_Problem_.
Copy out every record below, word for word.

>> Start Records for this exercise

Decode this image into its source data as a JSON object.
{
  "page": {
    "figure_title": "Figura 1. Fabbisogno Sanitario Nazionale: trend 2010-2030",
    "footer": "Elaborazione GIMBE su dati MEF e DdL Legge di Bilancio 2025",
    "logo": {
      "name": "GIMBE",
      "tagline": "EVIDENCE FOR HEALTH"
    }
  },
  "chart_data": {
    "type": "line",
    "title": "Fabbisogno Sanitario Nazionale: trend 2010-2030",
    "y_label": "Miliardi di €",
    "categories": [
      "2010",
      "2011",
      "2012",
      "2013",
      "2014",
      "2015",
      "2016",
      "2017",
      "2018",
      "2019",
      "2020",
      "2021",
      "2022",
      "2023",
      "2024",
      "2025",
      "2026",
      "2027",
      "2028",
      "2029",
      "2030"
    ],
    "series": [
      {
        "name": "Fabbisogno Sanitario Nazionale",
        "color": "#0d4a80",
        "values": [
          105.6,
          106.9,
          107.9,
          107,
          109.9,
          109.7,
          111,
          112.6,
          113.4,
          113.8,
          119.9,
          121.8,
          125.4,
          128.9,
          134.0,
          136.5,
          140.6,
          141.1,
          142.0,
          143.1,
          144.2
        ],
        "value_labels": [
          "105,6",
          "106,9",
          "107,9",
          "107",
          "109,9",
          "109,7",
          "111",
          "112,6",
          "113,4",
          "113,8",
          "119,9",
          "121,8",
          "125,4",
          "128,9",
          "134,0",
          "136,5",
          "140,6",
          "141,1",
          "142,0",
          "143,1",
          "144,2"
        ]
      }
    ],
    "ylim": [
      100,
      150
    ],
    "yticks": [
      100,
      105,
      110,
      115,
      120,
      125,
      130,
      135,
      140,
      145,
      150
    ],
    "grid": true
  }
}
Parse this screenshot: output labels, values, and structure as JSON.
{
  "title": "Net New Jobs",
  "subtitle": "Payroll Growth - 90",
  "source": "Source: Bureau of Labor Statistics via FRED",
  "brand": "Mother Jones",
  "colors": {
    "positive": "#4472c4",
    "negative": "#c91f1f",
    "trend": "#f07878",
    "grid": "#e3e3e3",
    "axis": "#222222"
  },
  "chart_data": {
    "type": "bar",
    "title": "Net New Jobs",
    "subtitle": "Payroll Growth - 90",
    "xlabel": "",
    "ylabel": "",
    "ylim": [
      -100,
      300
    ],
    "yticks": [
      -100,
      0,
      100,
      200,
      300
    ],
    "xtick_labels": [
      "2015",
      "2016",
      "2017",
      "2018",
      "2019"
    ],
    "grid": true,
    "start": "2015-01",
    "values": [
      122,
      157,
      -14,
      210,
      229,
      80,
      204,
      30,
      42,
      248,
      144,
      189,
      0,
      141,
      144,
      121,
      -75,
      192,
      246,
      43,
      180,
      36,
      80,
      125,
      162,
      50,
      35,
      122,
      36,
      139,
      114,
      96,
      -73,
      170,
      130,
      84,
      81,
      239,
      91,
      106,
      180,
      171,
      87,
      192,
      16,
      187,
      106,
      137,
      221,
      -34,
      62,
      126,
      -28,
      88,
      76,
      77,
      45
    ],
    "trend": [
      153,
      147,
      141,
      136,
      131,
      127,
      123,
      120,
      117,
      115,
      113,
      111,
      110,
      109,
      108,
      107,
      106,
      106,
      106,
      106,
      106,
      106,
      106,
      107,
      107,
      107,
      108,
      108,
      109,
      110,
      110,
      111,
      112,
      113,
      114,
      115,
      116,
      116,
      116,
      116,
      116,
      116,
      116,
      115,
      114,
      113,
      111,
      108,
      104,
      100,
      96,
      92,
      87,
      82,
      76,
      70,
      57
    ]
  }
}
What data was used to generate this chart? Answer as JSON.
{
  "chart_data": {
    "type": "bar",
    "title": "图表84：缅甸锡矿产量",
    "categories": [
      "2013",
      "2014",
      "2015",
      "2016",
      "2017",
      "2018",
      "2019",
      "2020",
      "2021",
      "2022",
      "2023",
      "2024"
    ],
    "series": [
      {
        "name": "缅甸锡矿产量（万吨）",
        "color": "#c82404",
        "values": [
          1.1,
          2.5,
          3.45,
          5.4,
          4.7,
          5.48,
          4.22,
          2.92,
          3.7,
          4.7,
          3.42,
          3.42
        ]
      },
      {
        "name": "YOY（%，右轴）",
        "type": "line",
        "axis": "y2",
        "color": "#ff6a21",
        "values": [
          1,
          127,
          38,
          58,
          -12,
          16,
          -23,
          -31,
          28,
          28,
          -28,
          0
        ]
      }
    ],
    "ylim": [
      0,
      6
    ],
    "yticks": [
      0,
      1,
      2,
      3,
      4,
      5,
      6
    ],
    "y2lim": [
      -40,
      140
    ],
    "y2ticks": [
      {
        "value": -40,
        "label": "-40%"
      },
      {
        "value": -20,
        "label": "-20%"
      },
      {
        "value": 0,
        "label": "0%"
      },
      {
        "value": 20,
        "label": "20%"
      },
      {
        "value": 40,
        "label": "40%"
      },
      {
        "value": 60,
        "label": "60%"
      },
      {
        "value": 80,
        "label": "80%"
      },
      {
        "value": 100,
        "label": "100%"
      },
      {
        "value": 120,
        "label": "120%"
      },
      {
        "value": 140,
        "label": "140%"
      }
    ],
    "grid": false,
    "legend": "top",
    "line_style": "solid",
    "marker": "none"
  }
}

>> End Records for this exercise

_Full answer_.
Decode this image into its source data as a JSON object.
{
  "page": {
    "figure_title": "Figura 1. Fabbisogno Sanitario Nazionale: trend 2010-2030",
    "footer": "Elaborazione GIMBE su dati MEF e DdL Legge di Bilancio 2025",
    "logo": {
      "name": "GIMBE",
      "tagline": "EVIDENCE FOR HEALTH"
    }
  },
  "chart_data": {
    "type": "line",
    "title": "Fabbisogno Sanitario Nazionale: trend 2010-2030",
    "y_label": "Miliardi di €",
    "categories": [
      "2010",
      "2011",
      "2012",
      "2013",
      "2014",
      "2015",
      "2016",
      "2017",
      "2018",
      "2019",
      "2020",
      "2021",
      "2022",
      "2023",
      "2024",
      "2025",
      "2026",
      "2027",
      "2028",
      "2029",
      "2030"
    ],
    "series": [
      {
        "name": "Fabbisogno Sanitario Nazionale",
        "color": "#0d4a80",
        "values": [
          105.6,
          106.9,
          107.9,
          107,
          109.9,
          109.7,
          111,
          112.6,
          113.4,
          113.8,
          119.9,
          121.8,
          125.4,
          128.9,
          134.0,
          136.5,
          140.6,
          141.1,
          142.0,
          143.1,
          144.2
        ],
        "value_labels": [
          "105,6",
          "106,9",
          "107,9",
          "107",
          "109,9",
          "109,7",
          "111",
          "112,6",
          "113,4",
          "113,8",
          "119,9",
          "121,8",
          "125,4",
          "128,9",
          "134,0",
          "136,5",
          "140,6",
          "141,1",
          "142,0",
          "143,1",
          "144,2"
        ]
      }
    ],
    "ylim": [
      100,
      150
    ],
    "yticks": [
      100,
      105,
      110,
      115,
      120,
      125,
      130,
      135,
      140,
      145,
      150
    ],
    "grid": true
  }
}
Parse this screenshot: output labels, values, and structure as JSON.
{
  "title": "Net New Jobs",
  "subtitle": "Payroll Growth - 90",
  "source": "Source: Bureau of Labor Statistics via FRED",
  "brand": "Mother Jones",
  "colors": {
    "positive": "#4472c4",
    "negative": "#c91f1f",
    "trend": "#f07878",
    "grid": "#e3e3e3",
    "axis": "#222222"
  },
  "chart_data": {
    "type": "bar",
    "title": "Net New Jobs",
    "subtitle": "Payroll Growth - 90",
    "xlabel": "",
    "ylabel": "",
    "ylim": [
      -100,
      300
    ],
    "yticks": [
      -100,
      0,
      100,
      200,
      300
    ],
    "xtick_labels": [
      "2015",
      "2016",
      "2017",
      "2018",
      "2019"
    ],
    "grid": true,
    "start": "2015-01",
    "values": [
      122,
      157,
      -14,
      210,
      229,
      80,
      204,
      30,
      42,
      248,
      144,
      189,
      0,
      141,
      144,
      121,
      -75,
      192,
      246,
      43,
      180,
      36,
      80,
      125,
      162,
      50,
      35,
      122,
      36,
      139,
      114,
      96,
      -73,
      170,
      130,
      84,
      81,
      239,
      91,
      106,
      180,
      171,
      87,
      192,
      16,
      187,
      106,
      137,
      221,
      -34,
      62,
      126,
      -28,
      88,
      76,
      77,
      45
    ],
    "trend": [
      153,
      147,
      141,
      136,
      131,
      127,
      123,
      120,
      117,
      115,
      113,
      111,
      110,
      109,
      108,
      107,
      106,
      106,
      106,
      106,
      106,
      106,
      106,
      107,
      107,
      107,
      108,
      108,
      109,
      110,
      110,
      111,
      112,
      113,
      114,
      115,
      116,
      116,
      116,
      116,
      116,
      116,
      116,
      115,
      114,
      113,
      111,
      108,
      104,
      100,
      96,
      92,
      87,
      82,
      76,
      70,
      57
    ]
  }
}
What data was used to generate this chart? Answer as JSON.
{
  "chart_data": {
    "type": "bar",
    "title": "图表84：缅甸锡矿产量",
    "categories": [
      "2013",
      "2014",
      "2015",
      "2016",
      "2017",
      "2018",
      "2019",
      "2020",
      "2021",
      "2022",
      "2023",
      "2024"
    ],
    "series": [
      {
        "name": "缅甸锡矿产量（万吨）",
        "color": "#c82404",
        "values": [
          1.1,
          2.5,
          3.45,
          5.4,
          4.7,
          5.48,
          4.22,
          2.92,
          3.7,
          4.7,
          3.42,
          3.42
        ]
      },
      {
        "name": "YOY（%，右轴）",
        "type": "line",
        "axis": "y2",
        "color": "#ff6a21",
        "values": [
          1,
          127,
          38,
          58,
          -12,
          16,
          -23,
          -31,
          28,
          28,
          -28,
          0
        ]
      }
    ],
    "ylim": [
      0,
      6
    ],
    "yticks": [
      0,
      1,
      2,
      3,
      4,
      5,
      6
    ],
    "y2lim": [
      -40,
      140
    ],
    "y2ticks": [
      {
        "value": -40,
        "label": "-40%"
      },
      {
        "value": -20,
        "label": "-20%"
      },
      {
        "value": 0,
        "label": "0%"
      },
      {
        "value": 20,
        "label": "20%"
      },
      {
        "value": 40,
        "label": "40%"
      },
      {
        "value": 60,
        "label": "60%"
      },
      {
        "value": 80,
        "label": "80%"
      },
      {
        "value": 100,
        "label": "100%"
      },
      {
        "value": 120,
        "label": "120%"
      },
      {
        "value": 140,
        "label": "140%"
      }
    ],
    "grid": false,
    "legend": "top",
    "line_style": "solid",
    "marker": "none"
  }
}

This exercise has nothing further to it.